**Given exercise**. Arrange all of the data below as a numbered list, omitting any blank lines.

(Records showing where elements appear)
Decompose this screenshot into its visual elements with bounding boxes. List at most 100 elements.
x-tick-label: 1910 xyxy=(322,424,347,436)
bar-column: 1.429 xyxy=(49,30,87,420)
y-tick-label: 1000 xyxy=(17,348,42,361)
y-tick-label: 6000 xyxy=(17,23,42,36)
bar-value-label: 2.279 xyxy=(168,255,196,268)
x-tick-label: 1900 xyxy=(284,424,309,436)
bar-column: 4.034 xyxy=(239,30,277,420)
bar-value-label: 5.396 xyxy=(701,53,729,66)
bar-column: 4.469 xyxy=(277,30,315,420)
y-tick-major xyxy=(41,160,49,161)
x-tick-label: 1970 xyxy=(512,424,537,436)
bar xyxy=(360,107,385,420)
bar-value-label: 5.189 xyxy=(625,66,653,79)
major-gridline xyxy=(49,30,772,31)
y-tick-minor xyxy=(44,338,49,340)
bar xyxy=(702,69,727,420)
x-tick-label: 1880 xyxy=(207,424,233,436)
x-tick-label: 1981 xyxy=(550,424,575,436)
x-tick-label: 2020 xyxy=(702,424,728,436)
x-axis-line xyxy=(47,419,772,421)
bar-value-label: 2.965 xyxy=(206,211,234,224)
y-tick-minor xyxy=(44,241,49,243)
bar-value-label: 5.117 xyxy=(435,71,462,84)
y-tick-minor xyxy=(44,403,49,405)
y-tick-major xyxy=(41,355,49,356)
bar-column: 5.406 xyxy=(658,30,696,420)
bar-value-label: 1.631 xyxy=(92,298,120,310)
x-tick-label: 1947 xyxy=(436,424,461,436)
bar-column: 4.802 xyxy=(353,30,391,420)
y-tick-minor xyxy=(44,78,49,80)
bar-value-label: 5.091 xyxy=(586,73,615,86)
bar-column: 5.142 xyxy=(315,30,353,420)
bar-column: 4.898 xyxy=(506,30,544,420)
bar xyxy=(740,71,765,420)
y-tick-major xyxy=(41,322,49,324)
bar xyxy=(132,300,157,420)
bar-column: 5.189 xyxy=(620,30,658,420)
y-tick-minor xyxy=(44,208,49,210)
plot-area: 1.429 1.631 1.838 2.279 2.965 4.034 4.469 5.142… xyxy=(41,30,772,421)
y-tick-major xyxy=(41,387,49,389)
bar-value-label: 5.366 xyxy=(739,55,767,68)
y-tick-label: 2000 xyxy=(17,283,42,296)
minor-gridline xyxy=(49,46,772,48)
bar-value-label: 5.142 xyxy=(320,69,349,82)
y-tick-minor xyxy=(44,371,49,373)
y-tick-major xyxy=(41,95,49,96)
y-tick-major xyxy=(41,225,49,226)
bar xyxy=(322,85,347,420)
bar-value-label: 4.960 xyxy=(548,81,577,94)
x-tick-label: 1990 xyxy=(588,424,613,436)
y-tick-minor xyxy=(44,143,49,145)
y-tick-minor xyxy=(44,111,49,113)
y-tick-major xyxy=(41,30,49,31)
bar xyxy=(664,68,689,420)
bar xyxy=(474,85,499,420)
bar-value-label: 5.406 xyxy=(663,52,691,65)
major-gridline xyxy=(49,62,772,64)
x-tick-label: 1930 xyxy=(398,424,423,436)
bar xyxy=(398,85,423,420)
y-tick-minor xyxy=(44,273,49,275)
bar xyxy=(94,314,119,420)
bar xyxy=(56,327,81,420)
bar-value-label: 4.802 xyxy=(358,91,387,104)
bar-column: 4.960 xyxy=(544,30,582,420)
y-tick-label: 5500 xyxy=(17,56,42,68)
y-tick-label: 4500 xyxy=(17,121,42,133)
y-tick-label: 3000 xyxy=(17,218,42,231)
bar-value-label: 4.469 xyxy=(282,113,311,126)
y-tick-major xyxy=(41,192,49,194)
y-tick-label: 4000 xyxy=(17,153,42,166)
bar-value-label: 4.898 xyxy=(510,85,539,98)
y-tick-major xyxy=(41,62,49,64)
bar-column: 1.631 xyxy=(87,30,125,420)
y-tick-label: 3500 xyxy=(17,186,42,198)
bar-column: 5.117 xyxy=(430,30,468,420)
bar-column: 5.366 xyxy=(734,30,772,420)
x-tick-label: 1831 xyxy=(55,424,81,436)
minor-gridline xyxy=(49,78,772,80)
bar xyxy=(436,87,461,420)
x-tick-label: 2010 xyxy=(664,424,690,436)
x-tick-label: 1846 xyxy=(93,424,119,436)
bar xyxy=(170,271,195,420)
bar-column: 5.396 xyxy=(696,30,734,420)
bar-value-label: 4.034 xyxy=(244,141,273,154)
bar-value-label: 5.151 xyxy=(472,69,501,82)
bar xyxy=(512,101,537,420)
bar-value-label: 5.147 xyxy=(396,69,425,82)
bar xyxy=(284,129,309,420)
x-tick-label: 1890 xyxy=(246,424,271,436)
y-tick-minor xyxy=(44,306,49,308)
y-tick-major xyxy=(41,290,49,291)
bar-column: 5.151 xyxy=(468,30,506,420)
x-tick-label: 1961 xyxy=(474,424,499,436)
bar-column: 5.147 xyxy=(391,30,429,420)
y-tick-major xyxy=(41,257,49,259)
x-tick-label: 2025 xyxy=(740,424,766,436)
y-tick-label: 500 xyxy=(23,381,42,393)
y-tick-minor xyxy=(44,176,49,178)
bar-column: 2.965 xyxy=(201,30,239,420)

**The reply**.
1. Decompose this screenshot into its visual elements with bounding boxes. List at most 100 elements.
2. x-tick-label: 1910 xyxy=(322,424,347,436)
3. bar-column: 1.429 xyxy=(49,30,87,420)
4. y-tick-label: 1000 xyxy=(17,348,42,361)
5. y-tick-label: 6000 xyxy=(17,23,42,36)
6. bar-value-label: 2.279 xyxy=(168,255,196,268)
7. x-tick-label: 1900 xyxy=(284,424,309,436)
8. bar-column: 4.034 xyxy=(239,30,277,420)
9. bar-value-label: 5.396 xyxy=(701,53,729,66)
10. bar-column: 4.469 xyxy=(277,30,315,420)
11. y-tick-major xyxy=(41,160,49,161)
12. x-tick-label: 1970 xyxy=(512,424,537,436)
13. bar xyxy=(360,107,385,420)
14. bar-value-label: 5.189 xyxy=(625,66,653,79)
15. major-gridline xyxy=(49,30,772,31)
16. y-tick-minor xyxy=(44,338,49,340)
17. bar xyxy=(702,69,727,420)
18. x-tick-label: 1880 xyxy=(207,424,233,436)
19. x-tick-label: 1981 xyxy=(550,424,575,436)
20. x-tick-label: 2020 xyxy=(702,424,728,436)
21. x-axis-line xyxy=(47,419,772,421)
22. bar-value-label: 2.965 xyxy=(206,211,234,224)
23. y-tick-minor xyxy=(44,241,49,243)
24. bar-value-label: 5.117 xyxy=(435,71,462,84)
25. y-tick-minor xyxy=(44,403,49,405)
26. y-tick-major xyxy=(41,355,49,356)
27. bar-column: 5.406 xyxy=(658,30,696,420)
28. bar-value-label: 1.631 xyxy=(92,298,120,310)
29. x-tick-label: 1947 xyxy=(436,424,461,436)
30. bar-column: 4.802 xyxy=(353,30,391,420)
31. y-tick-minor xyxy=(44,78,49,80)
32. bar-value-label: 5.091 xyxy=(586,73,615,86)
33. bar-column: 5.142 xyxy=(315,30,353,420)
34. bar-column: 4.898 xyxy=(506,30,544,420)
35. bar xyxy=(740,71,765,420)
36. y-tick-major xyxy=(41,322,49,324)
37. bar xyxy=(132,300,157,420)
38. bar-column: 5.189 xyxy=(620,30,658,420)
39. y-tick-minor xyxy=(44,208,49,210)
40. plot-area: 1.429 1.631 1.838 2.279 2.965 4.034 4.469 5.142… xyxy=(41,30,772,421)
41. y-tick-major xyxy=(41,387,49,389)
42. bar-value-label: 5.366 xyxy=(739,55,767,68)
43. y-tick-label: 2000 xyxy=(17,283,42,296)
44. minor-gridline xyxy=(49,46,772,48)
45. bar-value-label: 5.142 xyxy=(320,69,349,82)
46. y-tick-minor xyxy=(44,371,49,373)
47. y-tick-major xyxy=(41,95,49,96)
48. y-tick-major xyxy=(41,225,49,226)
49. bar xyxy=(322,85,347,420)
50. bar-value-label: 4.960 xyxy=(548,81,577,94)
51. x-tick-label: 1990 xyxy=(588,424,613,436)
52. y-tick-minor xyxy=(44,143,49,145)
53. y-tick-minor xyxy=(44,111,49,113)
54. y-tick-major xyxy=(41,30,49,31)
55. bar xyxy=(664,68,689,420)
56. bar xyxy=(474,85,499,420)
57. bar-value-label: 5.406 xyxy=(663,52,691,65)
58. major-gridline xyxy=(49,62,772,64)
59. x-tick-label: 1930 xyxy=(398,424,423,436)
60. bar xyxy=(398,85,423,420)
61. y-tick-minor xyxy=(44,273,49,275)
62. bar xyxy=(94,314,119,420)
63. bar xyxy=(56,327,81,420)
64. bar-value-label: 4.802 xyxy=(358,91,387,104)
65. bar-column: 4.960 xyxy=(544,30,582,420)
66. y-tick-label: 5500 xyxy=(17,56,42,68)
67. y-tick-label: 4500 xyxy=(17,121,42,133)
68. y-tick-label: 3000 xyxy=(17,218,42,231)
69. bar-value-label: 4.469 xyxy=(282,113,311,126)
70. y-tick-major xyxy=(41,192,49,194)
71. y-tick-label: 4000 xyxy=(17,153,42,166)
72. bar-value-label: 4.898 xyxy=(510,85,539,98)
73. y-tick-major xyxy=(41,62,49,64)
74. bar-column: 1.631 xyxy=(87,30,125,420)
75. y-tick-label: 3500 xyxy=(17,186,42,198)
76. bar-column: 5.117 xyxy=(430,30,468,420)
77. bar-column: 5.366 xyxy=(734,30,772,420)
78. x-tick-label: 1831 xyxy=(55,424,81,436)
79. minor-gridline xyxy=(49,78,772,80)
80. bar xyxy=(436,87,461,420)
81. x-tick-label: 2010 xyxy=(664,424,690,436)
82. x-tick-label: 1846 xyxy=(93,424,119,436)
83. bar xyxy=(170,271,195,420)
84. bar-column: 5.396 xyxy=(696,30,734,420)
85. bar-value-label: 4.034 xyxy=(244,141,273,154)
86. bar-value-label: 5.151 xyxy=(472,69,501,82)
87. bar xyxy=(512,101,537,420)
88. bar-value-label: 5.147 xyxy=(396,69,425,82)
89. bar xyxy=(284,129,309,420)
90. x-tick-label: 1890 xyxy=(246,424,271,436)
91. y-tick-minor xyxy=(44,306,49,308)
92. y-tick-major xyxy=(41,290,49,291)
93. bar-column: 5.151 xyxy=(468,30,506,420)
94. x-tick-label: 1961 xyxy=(474,424,499,436)
95. bar-column: 5.147 xyxy=(391,30,429,420)
96. y-tick-major xyxy=(41,257,49,259)
97. x-tick-label: 2025 xyxy=(740,424,766,436)
98. y-tick-label: 500 xyxy=(23,381,42,393)
99. y-tick-minor xyxy=(44,176,49,178)
100. bar-column: 2.965 xyxy=(201,30,239,420)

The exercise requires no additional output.